* begin *

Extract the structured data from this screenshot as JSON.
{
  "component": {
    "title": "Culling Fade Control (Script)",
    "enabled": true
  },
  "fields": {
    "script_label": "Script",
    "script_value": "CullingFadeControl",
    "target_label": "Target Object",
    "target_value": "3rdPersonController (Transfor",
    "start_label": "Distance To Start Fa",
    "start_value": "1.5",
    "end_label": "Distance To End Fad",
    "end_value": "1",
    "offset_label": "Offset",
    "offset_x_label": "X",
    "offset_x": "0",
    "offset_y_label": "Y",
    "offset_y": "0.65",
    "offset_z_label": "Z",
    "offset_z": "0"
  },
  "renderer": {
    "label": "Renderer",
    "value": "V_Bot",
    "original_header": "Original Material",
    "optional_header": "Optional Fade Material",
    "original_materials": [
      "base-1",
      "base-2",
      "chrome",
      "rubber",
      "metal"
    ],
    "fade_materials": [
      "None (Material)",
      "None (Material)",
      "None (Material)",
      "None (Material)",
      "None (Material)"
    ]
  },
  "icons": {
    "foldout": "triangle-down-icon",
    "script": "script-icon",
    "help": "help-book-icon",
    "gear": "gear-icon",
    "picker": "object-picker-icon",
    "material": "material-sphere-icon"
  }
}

* end *

Written task:
Exact output of every entry is required.

Completed task:
Extract the structured data from this screenshot as JSON.
{
  "component": {
    "title": "Culling Fade Control (Script)",
    "enabled": true
  },
  "fields": {
    "script_label": "Script",
    "script_value": "CullingFadeControl",
    "target_label": "Target Object",
    "target_value": "3rdPersonController (Transfor",
    "start_label": "Distance To Start Fa",
    "start_value": "1.5",
    "end_label": "Distance To End Fad",
    "end_value": "1",
    "offset_label": "Offset",
    "offset_x_label": "X",
    "offset_x": "0",
    "offset_y_label": "Y",
    "offset_y": "0.65",
    "offset_z_label": "Z",
    "offset_z": "0"
  },
  "renderer": {
    "label": "Renderer",
    "value": "V_Bot",
    "original_header": "Original Material",
    "optional_header": "Optional Fade Material",
    "original_materials": [
      "base-1",
      "base-2",
      "chrome",
      "rubber",
      "metal"
    ],
    "fade_materials": [
      "None (Material)",
      "None (Material)",
      "None (Material)",
      "None (Material)",
      "None (Material)"
    ]
  },
  "icons": {
    "foldout": "triangle-down-icon",
    "script": "script-icon",
    "help": "help-book-icon",
    "gear": "gear-icon",
    "picker": "object-picker-icon",
    "material": "material-sphere-icon"
  }
}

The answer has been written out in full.